Document segment ::
--- START ---
Performance

Melange is designed for high-performance permission checking at scale. This page explains the performance characteristics you can expect and how to optimize your setup.

Performance Overview

Melange achieves sub-millisecond permission checks through:

Specialized SQL functions: Purpose-built functions generated for each relation
Precomputed closures: Role hierarchies resolved at migration time, not runtime
Index utilization: Generated SQL optimized for efficient index scans
In-database execution: No network round-trips for authorization

Pattern Complexity Benchmarks

All benchmarks run on Apple M2 Pro with PostgreSQL 16. These results show performance across different authorization patterns from the OpenFGA compatibility test suite.

Performance by Pattern Type

Pattern	Check	ListObjects	ListUsers
Direct assignment (`[user]`)	~155 µs	~165 µs	~155 µs
Computed userset (`viewer: owner`)	~160 µs	~165 µs	~160 µs
Union (`[user] or owner`)	~155 µs	~165 µs	~155 µs
Tuple-to-userset (`viewer from parent`)	~170 µs	~180 µs	~160 µs
Exclusion (`writer but not blocked`)	~170 µs	~180 µs	~170 µs
Intersection (`writer and editor`)	~170 µs	~205 µs	~250 µs
Wildcards (`[user:*]`)	~155 µs	~160 µs	~155 µs
Userset references (`[group#member]`)	~170 µs	~320 µs	~180 µs

Complex Pattern Performance

More complex patterns combining multiple features:

Pattern	Check	ListObjects	ListUsers
TTU + computed userset	~175 µs	~190 µs	~170 µs
TTU + TTU (nested)	~200 µs	~190 µs	~190 µs
Three-prong relation	~230 µs	~475 µs	~330 µs
Computed user indirect ref	~190 µs	~270 µs	~230 µs
Nested TTU with intersection	~210 µs	~240 µs	~265 µs
Nested TTU with exclusion	~200 µs	~210 µs	~275 µs

Expensive Operations

Some patterns have significantly higher latency:

Pattern	Check	ListObjects	ListUsers	Notes
Contextual tuples	-	~3.2 ms	~3.1 ms	Temporary table overhead
Wildcard expansion (worst case)	~850 µs	~9.2 ms	~21 ms	Full enumeration required
Deep intersection chains	~175 µs	~450 µs	~500 µs	Multiple path evaluation

Validation Performance

Invalid requests are rejected immediately without database queries:

Validation	Latency
Invalid relation	~25 ns
Invalid type	~30 ns
Invalid user format	~30 ns
Invalid contextual tuple	~25 ns

Scale Benchmarks

These benchmarks test performance at different tuple volumes using a GitHub-like authorization model.
--- END ---
Objective 1 :: In the rows, starting at the first row and ending at the row that contains "x-tick-label: 2月: [302, 545, 319, 557]", switch "series-layer" to "plot-layer" and reproduce those rows with everything else unchanged.

Material provided ::
--- START ---
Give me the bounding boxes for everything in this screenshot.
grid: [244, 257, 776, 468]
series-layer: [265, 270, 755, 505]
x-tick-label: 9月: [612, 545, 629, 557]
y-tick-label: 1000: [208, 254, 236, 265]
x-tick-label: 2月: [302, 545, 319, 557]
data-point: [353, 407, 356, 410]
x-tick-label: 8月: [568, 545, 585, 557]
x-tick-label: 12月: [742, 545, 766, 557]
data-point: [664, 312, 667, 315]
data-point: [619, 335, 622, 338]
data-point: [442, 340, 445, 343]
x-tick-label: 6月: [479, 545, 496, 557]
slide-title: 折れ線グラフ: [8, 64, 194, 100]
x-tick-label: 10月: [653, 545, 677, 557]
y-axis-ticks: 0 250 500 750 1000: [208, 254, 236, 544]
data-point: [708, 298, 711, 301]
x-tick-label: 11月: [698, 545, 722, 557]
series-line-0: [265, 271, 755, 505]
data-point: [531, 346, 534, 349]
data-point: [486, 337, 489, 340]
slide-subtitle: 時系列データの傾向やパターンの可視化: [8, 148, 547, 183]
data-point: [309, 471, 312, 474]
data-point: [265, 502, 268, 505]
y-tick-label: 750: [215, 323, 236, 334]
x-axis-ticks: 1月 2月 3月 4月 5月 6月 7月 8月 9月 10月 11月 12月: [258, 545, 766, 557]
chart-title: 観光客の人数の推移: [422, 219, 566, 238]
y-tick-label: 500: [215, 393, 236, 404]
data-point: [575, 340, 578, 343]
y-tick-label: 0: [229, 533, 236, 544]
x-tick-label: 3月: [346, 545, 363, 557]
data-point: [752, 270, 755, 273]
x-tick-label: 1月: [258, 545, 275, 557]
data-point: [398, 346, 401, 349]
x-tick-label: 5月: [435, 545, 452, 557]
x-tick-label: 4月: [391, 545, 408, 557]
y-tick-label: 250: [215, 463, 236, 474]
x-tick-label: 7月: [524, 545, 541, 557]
--- END ---
Objective 2 :: According to the Melange performance page, on what hardware and database version were the pattern complexity benchmarks run?

Task output 1 ::
Give me the bounding boxes for everything in this screenshot.
grid: [244, 257, 776, 468]
plot-layer: [265, 270, 755, 505]
x-tick-label: 9月: [612, 545, 629, 557]
y-tick-label: 1000: [208, 254, 236, 265]
x-tick-label: 2月: [302, 545, 319, 557]

Task output 2 :: Apple M2 Pro with PostgreSQL 16.